Passage:
_ _ _ _

The aesthetic of the new reality is integrity, for only through absolute integrity of coping can the frontiers be reached. Macrocosmically, we have a 12 BILLION LIGHT YEAR RADIUS, a sweep-out, and microcosmically, we have AN ATOM VIEWING PENETRATION.
To comprehend where the artist Albers fits into the swiftly evolving episodes of this scenario, MAN IN THE UNIVERSE, requires cosmic scale consideration. As we shall see, at any scale of consideration, Albers proves to be great, for his aesthetic integrity is maximally inclusive and refined.
In July, 1969, the significance of artists such as Josef Albers was momentarily overwhelmed by the moon landing news. Though the names of the astronauts doing visible reality's televised tasks had the widest and most dramatic publication in all human history, their individual names became ever more difficult to recall because our subconscious judgments know that the accomplishment was a complex cooperative task of millions of people working almost entirely within the invisible reality whose greatest heroes probably were the Houston, Texas, Mission Control Center's Corps, on the average nineteen years old, who operated the battery of omni-computerized, electro-magnetic wave-fed, space-flight's remote control consoles. As the world held its breath and the astronauts their courage, the nineteen-year-olds had the mind-brain responsibility of split-second judging whether the data was falling within anticipated limits of the flight plan and when to alert the mission controller himself regarding any and all deviations from the flight plan. Experience had shown that the conditioned reflexing of those over nineteen was too insensitive, askew and laggard to permit the faultless, coolly comprehending performance required and to do so within the exquisitely critical time limits, uniquely characterizing each function.
Each time the tidal wave of such world news subsides and is followed by moments of everyday continuity, we rediscover Albers and his pictures to be ever more enduringly satisfactory. Graduating altogether from history's precedents of Athens, Florence, Paris, etc., or from any local geographic schools and from powerful individual patronage, Earthian's arts and letters are now entering an entirely new world forum of popular, initially fickle but ultimately magnificent patronage.
International physical events first, individual physical events second, make today's great headlines. Happily amusing, moneymaking arts and letters get whole third section news accommodation, while seriously bemusing, monetarily unexploitable arts and letters get small paragraphs, or none. Television pays the world-champion pugilist and his challenger over a million dollars for the exclusive right to broadcast the only-for-minutes lasting, close-in scene of two human beings employing humanity's great cerebral faculties only for punching dummies. Nobel prize scientists make the news not because of their scientific accomplishments, but because Nobel awards had been for many pre-inflation years world history's biggest money prizes—a lifetime-supporting fortune.

_ _ _ _

(Listings of box coordinates)
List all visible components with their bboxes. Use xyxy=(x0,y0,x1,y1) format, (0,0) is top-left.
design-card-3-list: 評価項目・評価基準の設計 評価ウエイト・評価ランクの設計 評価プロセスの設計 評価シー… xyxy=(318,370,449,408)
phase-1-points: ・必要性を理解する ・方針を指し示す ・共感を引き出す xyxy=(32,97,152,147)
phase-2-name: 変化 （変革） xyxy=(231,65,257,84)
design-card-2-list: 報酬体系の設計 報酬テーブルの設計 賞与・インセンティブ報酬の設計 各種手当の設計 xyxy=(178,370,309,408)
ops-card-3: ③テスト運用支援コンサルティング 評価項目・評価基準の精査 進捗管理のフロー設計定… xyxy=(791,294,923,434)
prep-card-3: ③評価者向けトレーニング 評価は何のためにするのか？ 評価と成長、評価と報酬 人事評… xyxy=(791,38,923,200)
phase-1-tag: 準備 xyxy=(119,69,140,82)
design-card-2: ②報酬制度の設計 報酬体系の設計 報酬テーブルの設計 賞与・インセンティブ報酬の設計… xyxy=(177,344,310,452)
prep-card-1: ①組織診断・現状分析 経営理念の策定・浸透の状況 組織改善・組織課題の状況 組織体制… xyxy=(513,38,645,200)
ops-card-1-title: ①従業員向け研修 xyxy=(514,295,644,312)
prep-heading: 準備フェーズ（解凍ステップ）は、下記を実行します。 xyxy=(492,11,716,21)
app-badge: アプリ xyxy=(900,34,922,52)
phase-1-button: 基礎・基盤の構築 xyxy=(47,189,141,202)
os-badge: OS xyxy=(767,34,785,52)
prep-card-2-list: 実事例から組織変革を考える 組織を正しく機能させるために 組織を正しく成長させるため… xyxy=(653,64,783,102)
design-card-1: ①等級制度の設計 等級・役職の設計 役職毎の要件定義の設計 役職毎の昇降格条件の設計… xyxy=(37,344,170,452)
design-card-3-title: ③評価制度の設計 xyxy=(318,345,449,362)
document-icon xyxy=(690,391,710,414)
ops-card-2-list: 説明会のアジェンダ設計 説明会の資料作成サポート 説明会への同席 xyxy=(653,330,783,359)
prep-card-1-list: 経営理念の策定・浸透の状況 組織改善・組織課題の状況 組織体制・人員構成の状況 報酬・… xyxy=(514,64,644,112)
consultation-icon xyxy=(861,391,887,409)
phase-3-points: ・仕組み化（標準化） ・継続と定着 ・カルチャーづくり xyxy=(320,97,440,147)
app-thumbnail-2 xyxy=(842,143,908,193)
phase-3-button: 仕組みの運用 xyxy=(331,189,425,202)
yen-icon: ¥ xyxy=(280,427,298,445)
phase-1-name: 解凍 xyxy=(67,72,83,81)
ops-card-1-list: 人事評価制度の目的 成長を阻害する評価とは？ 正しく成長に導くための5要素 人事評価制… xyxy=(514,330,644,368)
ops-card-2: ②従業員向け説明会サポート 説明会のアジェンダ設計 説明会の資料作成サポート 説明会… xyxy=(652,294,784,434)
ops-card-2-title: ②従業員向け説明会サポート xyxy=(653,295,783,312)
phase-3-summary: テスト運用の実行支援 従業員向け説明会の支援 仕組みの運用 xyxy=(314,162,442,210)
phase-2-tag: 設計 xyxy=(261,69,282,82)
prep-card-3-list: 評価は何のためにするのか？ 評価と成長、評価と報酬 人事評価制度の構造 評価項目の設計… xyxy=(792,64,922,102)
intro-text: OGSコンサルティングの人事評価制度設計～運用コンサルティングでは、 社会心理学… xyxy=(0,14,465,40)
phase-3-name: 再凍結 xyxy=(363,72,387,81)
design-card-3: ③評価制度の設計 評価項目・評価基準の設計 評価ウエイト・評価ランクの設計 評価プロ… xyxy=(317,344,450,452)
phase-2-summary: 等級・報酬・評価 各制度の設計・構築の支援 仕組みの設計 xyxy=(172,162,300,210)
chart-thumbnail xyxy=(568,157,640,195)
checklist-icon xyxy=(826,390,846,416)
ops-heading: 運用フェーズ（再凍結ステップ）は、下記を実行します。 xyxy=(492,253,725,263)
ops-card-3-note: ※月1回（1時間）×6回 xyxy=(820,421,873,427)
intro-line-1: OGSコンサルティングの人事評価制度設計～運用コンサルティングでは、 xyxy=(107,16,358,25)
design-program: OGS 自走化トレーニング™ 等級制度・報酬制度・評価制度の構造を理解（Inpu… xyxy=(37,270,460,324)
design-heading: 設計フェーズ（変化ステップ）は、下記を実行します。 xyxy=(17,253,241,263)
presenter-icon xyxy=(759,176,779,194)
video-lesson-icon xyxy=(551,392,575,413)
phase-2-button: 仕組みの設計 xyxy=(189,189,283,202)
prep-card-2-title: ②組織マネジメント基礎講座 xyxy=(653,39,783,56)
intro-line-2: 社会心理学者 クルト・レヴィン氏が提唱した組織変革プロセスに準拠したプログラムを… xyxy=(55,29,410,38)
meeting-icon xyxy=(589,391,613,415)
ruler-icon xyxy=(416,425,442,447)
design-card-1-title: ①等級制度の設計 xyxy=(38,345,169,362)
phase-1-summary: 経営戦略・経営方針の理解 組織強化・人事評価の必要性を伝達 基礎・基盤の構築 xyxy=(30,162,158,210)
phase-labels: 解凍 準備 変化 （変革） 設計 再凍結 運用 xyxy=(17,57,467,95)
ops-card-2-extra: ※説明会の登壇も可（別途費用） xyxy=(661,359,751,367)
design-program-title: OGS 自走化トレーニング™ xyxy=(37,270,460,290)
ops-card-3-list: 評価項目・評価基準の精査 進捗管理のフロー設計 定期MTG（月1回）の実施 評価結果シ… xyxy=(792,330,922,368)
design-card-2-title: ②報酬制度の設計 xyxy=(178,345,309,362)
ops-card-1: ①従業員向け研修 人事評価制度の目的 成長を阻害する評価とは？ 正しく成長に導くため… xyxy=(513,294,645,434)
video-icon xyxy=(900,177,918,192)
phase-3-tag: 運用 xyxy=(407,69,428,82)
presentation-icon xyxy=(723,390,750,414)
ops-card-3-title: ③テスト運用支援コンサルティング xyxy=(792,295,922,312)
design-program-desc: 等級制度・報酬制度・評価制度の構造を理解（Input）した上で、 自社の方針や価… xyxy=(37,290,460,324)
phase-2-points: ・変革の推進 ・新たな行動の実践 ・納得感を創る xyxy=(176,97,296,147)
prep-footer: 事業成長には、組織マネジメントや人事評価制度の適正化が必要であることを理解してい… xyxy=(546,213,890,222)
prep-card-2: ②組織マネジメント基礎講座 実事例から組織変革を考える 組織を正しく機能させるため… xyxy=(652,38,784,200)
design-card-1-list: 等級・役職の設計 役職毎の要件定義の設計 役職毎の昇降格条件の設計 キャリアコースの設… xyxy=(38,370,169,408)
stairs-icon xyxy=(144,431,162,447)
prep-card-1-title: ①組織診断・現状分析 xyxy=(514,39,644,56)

_ _ _ _

Task instructions:
(A) In the passage on Josef Albers, how old on average were the members of the Houston Mission Control Center's Corps?
(B) From the passage on Josef Albers, extract the part that opens with the words containing "The aesthetic of" and closes with "ATOM VIEWING PENETRATION.".

Solved problems:
(A) They were, on average, nineteen years old.

(B)
The aesthetic of the new reality is integrity, for only through absolute integrity of coping can the frontiers be reached. Macrocosmically, we have a 12 BILLION LIGHT YEAR RADIUS, a sweep-out, and microcosmically, we have AN ATOM VIEWING PENETRATION.